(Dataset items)
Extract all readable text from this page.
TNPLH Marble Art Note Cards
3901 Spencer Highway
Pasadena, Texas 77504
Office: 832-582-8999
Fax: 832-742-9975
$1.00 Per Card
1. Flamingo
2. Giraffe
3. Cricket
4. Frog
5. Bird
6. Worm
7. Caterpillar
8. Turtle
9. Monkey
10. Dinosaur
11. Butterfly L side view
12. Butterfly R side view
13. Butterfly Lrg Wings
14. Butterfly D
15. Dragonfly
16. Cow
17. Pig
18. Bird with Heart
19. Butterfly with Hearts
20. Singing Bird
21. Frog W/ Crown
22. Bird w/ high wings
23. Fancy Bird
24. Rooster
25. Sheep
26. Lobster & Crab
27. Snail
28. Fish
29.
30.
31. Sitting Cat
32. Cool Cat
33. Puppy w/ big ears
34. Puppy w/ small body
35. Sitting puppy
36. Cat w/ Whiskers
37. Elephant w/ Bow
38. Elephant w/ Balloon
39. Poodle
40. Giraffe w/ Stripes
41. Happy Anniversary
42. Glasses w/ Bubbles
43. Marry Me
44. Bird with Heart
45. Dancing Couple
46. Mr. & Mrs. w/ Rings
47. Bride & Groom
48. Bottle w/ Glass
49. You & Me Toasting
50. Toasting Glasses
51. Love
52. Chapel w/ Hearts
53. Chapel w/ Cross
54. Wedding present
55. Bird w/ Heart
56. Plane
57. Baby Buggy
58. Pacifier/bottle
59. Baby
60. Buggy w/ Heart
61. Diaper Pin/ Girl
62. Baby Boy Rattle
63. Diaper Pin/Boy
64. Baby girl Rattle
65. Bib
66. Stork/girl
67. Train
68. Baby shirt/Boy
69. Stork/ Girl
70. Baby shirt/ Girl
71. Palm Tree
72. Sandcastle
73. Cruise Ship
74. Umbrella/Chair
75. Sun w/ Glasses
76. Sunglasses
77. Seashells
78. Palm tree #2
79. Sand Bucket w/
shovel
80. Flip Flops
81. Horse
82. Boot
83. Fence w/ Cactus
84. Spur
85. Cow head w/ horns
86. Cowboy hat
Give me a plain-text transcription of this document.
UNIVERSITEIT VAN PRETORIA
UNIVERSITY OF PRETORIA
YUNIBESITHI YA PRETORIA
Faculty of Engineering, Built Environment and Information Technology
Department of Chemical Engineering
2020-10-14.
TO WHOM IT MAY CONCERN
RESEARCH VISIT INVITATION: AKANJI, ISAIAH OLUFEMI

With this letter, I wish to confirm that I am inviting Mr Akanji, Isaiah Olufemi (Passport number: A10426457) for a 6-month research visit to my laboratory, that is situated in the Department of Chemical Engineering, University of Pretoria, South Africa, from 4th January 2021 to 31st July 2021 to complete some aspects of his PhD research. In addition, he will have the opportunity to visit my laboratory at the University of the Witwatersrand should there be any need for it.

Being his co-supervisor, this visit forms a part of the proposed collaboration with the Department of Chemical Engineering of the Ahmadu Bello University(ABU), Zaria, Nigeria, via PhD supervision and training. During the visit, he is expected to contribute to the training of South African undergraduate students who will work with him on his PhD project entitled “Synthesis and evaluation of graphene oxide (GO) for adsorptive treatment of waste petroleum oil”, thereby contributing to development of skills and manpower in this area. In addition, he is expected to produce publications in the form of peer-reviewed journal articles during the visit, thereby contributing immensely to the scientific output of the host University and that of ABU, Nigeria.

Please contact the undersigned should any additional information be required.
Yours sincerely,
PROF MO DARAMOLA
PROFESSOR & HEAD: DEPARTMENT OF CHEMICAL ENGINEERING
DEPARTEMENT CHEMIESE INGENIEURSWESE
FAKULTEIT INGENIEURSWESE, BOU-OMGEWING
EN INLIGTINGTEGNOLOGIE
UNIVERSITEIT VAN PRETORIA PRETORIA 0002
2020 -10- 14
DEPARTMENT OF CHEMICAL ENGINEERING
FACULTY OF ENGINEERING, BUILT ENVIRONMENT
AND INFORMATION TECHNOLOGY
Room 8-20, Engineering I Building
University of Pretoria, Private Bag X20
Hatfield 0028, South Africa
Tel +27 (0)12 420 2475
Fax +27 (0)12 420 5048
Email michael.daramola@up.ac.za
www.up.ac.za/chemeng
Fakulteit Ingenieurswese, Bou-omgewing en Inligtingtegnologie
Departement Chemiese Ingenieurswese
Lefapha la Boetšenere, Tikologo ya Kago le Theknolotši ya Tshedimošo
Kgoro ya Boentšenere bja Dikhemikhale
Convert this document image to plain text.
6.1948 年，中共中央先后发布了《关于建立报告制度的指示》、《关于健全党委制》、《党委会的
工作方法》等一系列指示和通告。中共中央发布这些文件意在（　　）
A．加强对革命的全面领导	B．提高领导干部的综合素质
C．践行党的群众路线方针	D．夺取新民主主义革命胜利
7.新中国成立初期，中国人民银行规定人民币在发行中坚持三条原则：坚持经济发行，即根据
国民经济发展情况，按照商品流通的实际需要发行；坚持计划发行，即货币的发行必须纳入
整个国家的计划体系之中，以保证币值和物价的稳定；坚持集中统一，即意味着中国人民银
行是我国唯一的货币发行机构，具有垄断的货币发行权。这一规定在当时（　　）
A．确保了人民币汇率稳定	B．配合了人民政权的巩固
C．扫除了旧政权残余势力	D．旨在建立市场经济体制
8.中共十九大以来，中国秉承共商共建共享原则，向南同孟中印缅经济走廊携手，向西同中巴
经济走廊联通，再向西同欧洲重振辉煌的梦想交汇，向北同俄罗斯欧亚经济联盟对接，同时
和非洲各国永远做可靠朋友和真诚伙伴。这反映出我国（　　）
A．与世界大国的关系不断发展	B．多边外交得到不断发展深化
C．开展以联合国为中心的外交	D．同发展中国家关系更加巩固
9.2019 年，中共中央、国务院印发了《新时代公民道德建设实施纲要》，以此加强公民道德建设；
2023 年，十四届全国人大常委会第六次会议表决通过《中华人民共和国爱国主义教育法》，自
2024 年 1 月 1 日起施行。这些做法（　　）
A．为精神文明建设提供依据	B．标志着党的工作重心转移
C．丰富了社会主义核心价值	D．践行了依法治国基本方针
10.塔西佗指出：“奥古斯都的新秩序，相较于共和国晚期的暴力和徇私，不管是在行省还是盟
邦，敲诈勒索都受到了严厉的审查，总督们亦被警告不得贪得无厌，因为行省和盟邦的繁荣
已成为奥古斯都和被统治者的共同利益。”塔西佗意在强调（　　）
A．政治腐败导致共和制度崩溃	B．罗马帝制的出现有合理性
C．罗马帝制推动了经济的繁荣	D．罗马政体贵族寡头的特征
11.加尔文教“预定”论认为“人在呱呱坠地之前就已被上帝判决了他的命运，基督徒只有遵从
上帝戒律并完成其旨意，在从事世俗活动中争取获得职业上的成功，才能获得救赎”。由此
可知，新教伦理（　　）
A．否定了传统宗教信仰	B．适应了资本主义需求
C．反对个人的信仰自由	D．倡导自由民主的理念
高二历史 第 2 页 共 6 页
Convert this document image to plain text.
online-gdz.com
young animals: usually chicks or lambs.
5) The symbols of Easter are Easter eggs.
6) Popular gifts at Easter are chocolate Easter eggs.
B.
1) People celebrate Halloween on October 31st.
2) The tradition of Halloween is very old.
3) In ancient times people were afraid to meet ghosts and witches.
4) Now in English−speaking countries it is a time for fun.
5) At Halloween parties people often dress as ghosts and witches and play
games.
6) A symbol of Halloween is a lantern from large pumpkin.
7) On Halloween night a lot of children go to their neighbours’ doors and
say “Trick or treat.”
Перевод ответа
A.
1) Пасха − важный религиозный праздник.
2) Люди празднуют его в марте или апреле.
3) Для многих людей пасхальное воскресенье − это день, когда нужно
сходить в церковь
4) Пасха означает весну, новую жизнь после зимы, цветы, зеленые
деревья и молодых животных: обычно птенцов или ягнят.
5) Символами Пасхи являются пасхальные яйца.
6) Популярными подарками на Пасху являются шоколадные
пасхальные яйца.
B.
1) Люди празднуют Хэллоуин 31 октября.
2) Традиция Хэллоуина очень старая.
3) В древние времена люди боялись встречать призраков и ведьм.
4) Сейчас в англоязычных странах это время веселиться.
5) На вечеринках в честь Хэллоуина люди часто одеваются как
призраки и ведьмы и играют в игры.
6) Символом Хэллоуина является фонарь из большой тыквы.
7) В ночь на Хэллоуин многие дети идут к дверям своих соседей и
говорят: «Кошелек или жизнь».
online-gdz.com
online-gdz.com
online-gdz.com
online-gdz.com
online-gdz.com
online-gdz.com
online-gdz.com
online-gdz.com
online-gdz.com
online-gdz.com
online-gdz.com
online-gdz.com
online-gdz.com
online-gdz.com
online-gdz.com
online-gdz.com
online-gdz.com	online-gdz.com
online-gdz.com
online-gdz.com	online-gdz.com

**WORK INSTRUCTIONS**: Take each line of the material that contains the word "Halloween" and list it.

**REPLY**:
1) People celebrate Halloween on October 31st.
2) The tradition of Halloween is very old.
5) At Halloween parties people often dress as ghosts and witches and play
6) A symbol of Halloween is a lantern from large pumpkin.
7) On Halloween night a lot of children go to their neighbours’ doors and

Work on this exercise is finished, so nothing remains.